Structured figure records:
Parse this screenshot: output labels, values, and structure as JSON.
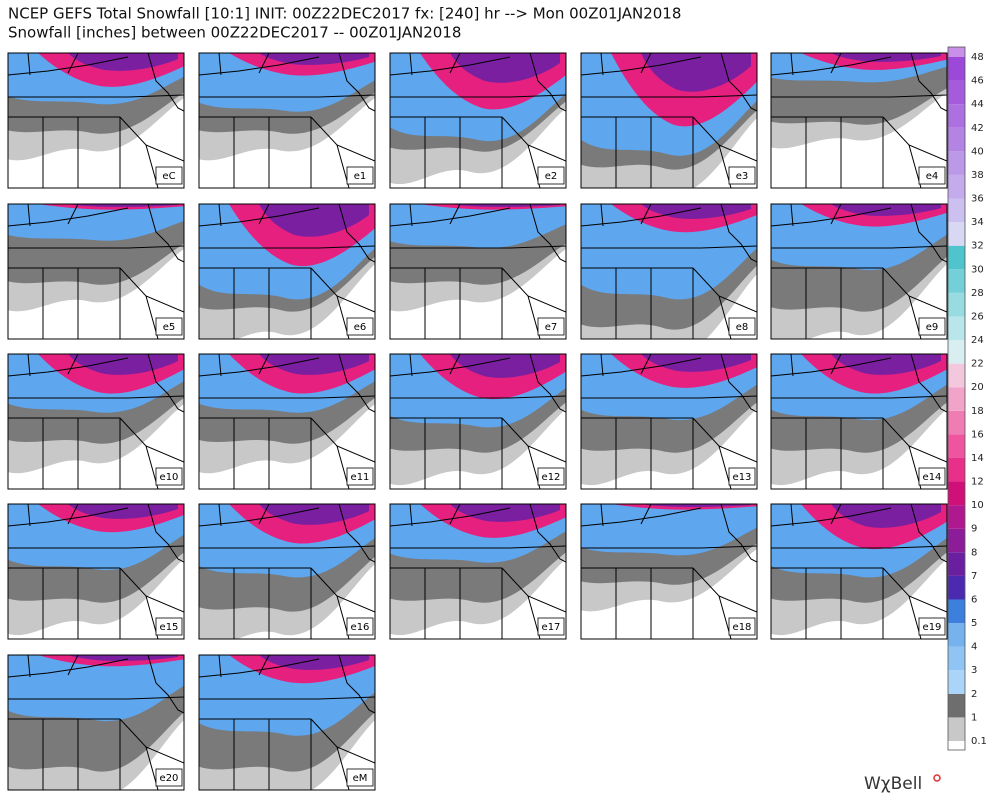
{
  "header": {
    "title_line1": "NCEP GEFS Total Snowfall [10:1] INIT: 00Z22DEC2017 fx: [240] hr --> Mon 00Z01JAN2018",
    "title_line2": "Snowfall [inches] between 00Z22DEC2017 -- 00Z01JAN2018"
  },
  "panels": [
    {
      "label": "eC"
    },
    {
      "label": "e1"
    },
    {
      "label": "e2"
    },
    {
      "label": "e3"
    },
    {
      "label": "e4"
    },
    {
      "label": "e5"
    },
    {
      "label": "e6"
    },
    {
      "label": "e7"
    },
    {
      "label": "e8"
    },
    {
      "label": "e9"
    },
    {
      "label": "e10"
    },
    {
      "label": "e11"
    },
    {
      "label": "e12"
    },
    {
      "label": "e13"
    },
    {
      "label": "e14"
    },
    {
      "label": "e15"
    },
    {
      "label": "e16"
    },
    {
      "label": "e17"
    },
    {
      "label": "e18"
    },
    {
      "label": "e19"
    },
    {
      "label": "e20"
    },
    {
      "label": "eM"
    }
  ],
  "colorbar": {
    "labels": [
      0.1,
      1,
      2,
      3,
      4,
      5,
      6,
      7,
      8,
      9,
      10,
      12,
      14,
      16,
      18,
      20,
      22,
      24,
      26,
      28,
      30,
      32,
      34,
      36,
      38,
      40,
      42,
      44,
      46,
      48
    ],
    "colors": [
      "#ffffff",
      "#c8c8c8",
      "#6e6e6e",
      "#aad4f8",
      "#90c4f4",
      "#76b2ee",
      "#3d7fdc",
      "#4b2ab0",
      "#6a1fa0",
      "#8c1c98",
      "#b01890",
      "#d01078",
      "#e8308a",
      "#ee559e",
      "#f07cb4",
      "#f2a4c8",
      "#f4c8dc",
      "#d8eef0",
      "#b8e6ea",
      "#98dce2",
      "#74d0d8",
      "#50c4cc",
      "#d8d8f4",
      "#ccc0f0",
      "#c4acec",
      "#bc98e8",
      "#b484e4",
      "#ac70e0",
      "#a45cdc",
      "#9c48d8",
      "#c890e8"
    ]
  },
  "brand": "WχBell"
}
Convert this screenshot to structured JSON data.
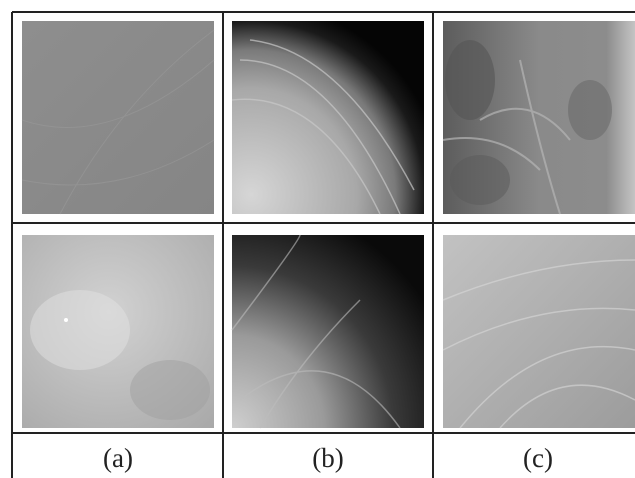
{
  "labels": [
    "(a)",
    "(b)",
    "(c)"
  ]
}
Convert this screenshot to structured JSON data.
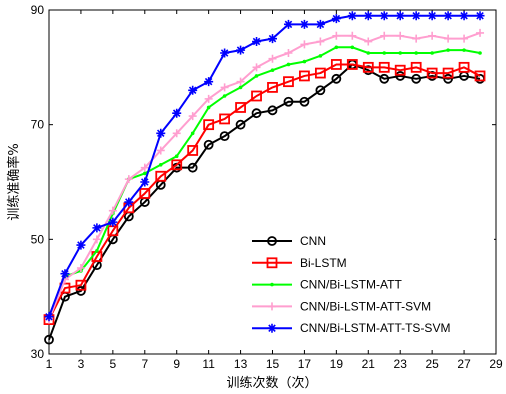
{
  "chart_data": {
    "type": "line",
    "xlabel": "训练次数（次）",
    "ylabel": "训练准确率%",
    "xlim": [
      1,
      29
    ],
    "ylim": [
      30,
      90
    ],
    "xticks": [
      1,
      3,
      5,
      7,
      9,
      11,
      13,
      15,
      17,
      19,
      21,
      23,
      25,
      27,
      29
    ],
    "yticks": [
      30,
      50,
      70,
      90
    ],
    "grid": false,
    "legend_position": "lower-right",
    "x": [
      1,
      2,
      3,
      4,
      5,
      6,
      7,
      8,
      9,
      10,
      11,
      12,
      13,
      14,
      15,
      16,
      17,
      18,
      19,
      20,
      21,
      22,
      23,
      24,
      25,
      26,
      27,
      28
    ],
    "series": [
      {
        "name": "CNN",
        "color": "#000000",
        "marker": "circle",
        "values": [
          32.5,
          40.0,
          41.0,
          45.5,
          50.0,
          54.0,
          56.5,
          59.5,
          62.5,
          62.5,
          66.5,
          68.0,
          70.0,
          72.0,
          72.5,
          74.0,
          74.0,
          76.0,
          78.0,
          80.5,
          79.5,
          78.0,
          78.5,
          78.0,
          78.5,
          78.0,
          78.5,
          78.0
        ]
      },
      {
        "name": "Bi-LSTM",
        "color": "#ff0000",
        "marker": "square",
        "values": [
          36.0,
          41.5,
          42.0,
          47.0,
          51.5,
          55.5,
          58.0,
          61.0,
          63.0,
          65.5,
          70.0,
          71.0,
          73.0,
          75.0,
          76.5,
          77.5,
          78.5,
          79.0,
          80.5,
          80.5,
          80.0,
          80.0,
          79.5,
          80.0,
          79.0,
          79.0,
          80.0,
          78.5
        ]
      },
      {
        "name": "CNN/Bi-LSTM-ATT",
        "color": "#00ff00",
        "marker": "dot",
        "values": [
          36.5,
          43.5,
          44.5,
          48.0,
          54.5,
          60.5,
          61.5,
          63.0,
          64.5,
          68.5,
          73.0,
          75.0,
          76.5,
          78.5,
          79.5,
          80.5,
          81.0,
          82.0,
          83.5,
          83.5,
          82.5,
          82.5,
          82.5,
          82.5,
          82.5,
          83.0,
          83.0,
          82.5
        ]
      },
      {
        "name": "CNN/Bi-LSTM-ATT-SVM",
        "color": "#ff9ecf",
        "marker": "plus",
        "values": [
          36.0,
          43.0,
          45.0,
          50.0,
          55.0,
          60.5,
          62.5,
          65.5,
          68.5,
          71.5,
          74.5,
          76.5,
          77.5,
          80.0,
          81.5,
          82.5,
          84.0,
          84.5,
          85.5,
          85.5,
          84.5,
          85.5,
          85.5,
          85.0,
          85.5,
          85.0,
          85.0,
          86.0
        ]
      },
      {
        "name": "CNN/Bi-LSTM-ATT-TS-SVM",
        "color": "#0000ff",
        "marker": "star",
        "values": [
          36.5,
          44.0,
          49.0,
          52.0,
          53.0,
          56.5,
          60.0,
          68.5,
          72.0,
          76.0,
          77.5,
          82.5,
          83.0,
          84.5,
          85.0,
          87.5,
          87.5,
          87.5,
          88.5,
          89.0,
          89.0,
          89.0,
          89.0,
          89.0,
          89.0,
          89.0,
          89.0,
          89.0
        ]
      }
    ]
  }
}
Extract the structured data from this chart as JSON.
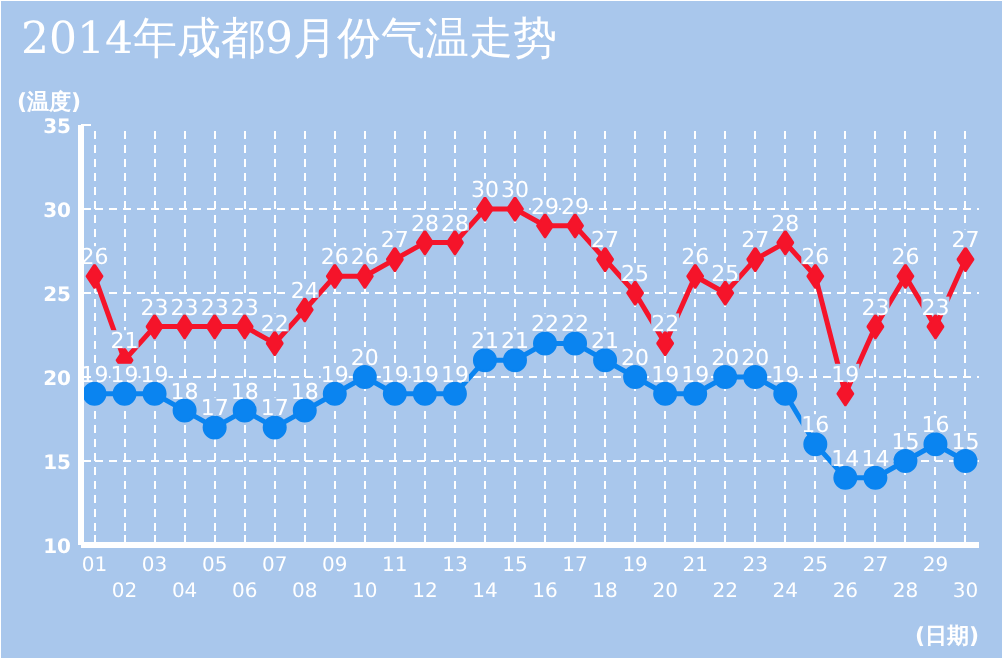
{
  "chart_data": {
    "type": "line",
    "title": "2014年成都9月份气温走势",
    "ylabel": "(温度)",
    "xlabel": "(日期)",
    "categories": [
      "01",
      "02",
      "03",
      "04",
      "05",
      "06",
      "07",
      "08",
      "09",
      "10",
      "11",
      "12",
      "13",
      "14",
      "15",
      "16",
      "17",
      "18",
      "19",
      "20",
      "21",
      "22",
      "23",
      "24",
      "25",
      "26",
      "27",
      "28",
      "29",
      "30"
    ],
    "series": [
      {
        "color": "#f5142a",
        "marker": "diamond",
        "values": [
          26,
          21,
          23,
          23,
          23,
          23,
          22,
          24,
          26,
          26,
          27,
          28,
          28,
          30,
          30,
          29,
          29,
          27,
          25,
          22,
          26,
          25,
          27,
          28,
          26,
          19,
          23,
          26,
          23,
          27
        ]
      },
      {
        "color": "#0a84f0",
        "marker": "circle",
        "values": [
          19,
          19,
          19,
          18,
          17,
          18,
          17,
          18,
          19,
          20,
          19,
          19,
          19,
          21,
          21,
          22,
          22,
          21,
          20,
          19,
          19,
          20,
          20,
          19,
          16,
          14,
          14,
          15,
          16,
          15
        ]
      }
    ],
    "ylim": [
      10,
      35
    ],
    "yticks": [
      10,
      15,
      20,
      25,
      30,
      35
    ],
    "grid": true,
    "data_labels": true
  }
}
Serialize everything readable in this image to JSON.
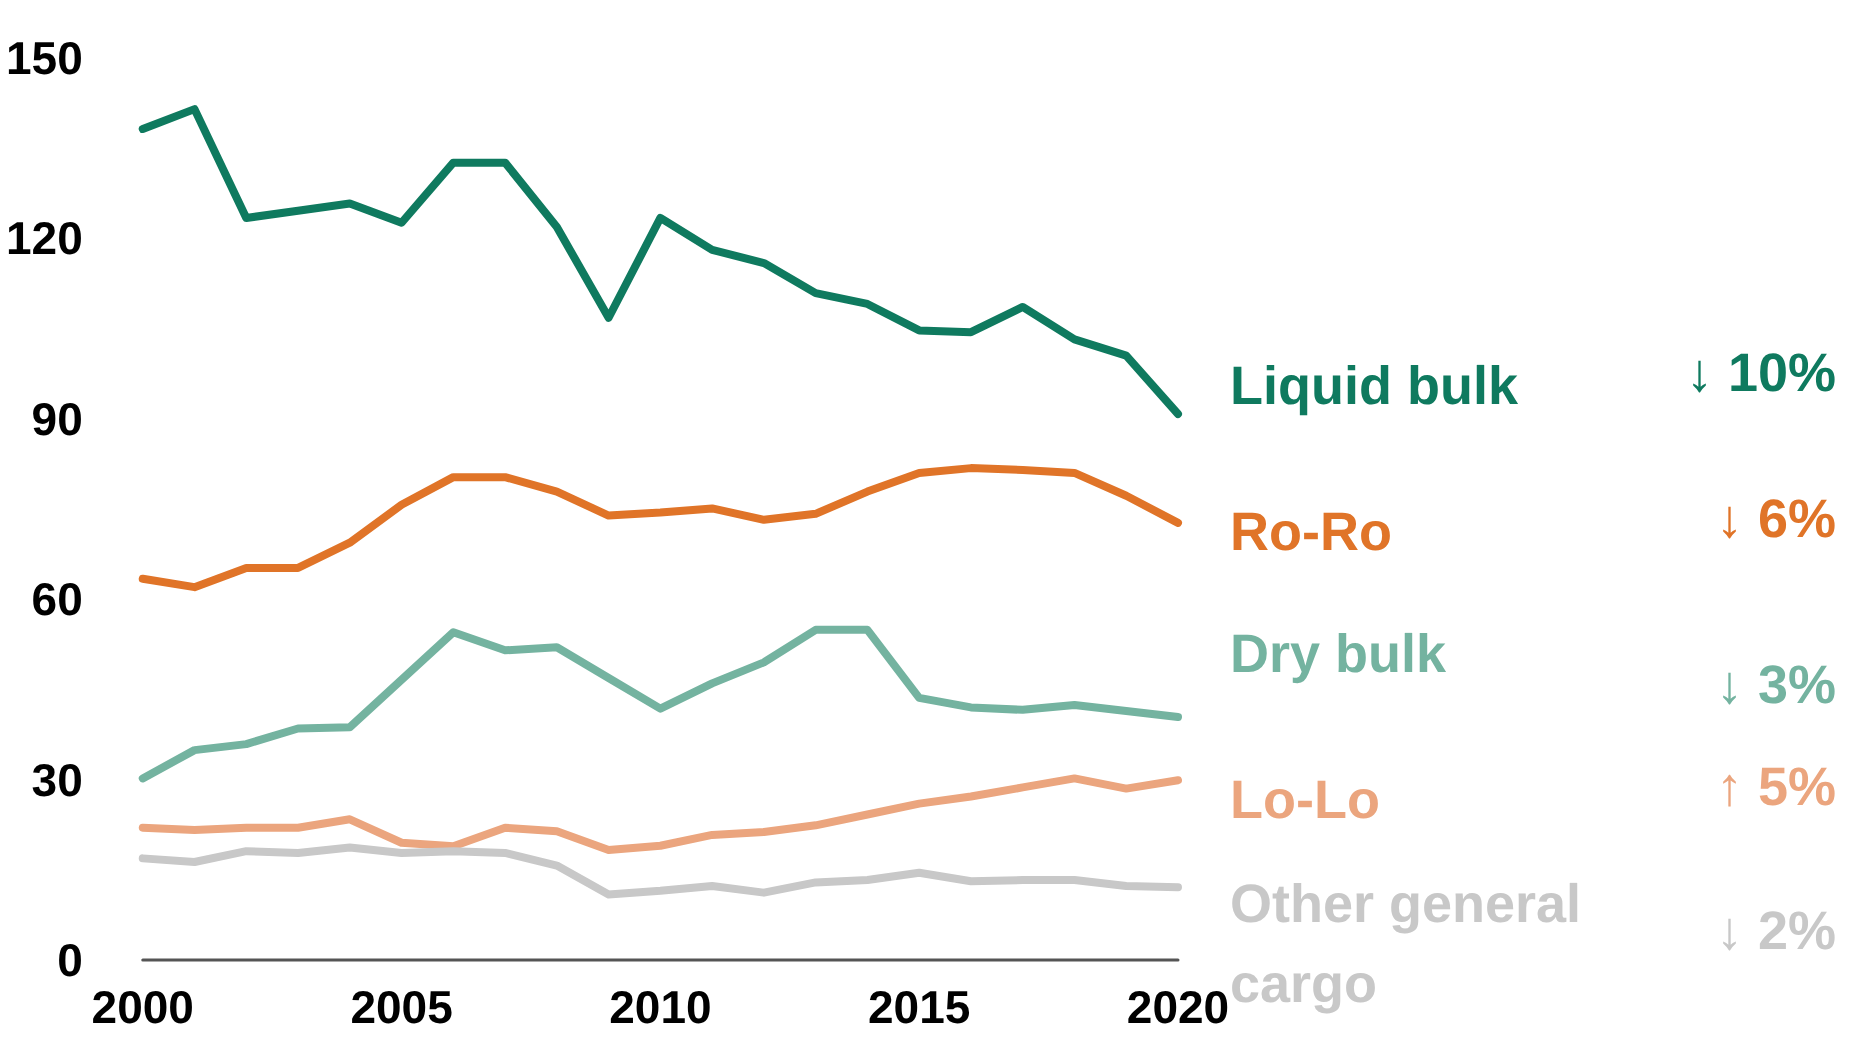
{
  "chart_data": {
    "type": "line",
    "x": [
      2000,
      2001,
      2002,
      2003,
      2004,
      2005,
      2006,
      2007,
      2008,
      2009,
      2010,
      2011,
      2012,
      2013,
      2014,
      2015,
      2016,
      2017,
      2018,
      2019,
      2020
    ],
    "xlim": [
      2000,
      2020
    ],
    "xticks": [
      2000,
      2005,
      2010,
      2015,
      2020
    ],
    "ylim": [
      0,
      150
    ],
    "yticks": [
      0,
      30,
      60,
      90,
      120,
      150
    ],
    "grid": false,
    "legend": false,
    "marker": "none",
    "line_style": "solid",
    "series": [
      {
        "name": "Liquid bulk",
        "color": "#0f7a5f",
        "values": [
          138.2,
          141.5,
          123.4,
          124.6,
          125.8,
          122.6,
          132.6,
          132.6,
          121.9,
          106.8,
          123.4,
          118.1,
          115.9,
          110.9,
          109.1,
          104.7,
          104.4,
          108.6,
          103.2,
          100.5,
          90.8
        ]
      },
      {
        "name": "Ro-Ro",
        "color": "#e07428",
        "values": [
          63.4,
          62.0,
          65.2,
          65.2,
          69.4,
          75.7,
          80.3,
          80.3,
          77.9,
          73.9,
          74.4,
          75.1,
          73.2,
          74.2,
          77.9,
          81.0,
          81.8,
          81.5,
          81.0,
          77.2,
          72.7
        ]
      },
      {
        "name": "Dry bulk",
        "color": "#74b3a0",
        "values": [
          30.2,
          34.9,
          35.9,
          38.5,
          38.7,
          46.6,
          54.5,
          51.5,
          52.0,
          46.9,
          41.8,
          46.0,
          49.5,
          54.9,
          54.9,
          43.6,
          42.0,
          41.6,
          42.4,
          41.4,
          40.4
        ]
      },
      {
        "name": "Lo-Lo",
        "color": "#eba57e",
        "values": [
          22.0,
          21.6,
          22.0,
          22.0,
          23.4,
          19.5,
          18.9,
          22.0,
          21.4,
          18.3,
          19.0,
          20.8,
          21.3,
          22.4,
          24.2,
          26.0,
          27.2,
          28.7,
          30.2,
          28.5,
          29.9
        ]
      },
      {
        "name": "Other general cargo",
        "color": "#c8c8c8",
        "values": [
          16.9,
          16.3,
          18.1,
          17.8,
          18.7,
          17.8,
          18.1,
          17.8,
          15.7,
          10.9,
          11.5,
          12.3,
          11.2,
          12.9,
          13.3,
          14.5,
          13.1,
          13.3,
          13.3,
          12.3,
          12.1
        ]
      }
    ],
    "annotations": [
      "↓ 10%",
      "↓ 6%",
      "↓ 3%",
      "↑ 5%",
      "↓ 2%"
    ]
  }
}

__WHAT IS NEEDED__. Copy out each line of the entries that holds "marker".

__TASK ANSWER__.
        "marker": "circle",
        "marker": "square",
        "marker": "dot",
        "marker": "plus",
        "marker": "star",
        "marker": "diamond",
        "marker": "circle",
    "marker": "none",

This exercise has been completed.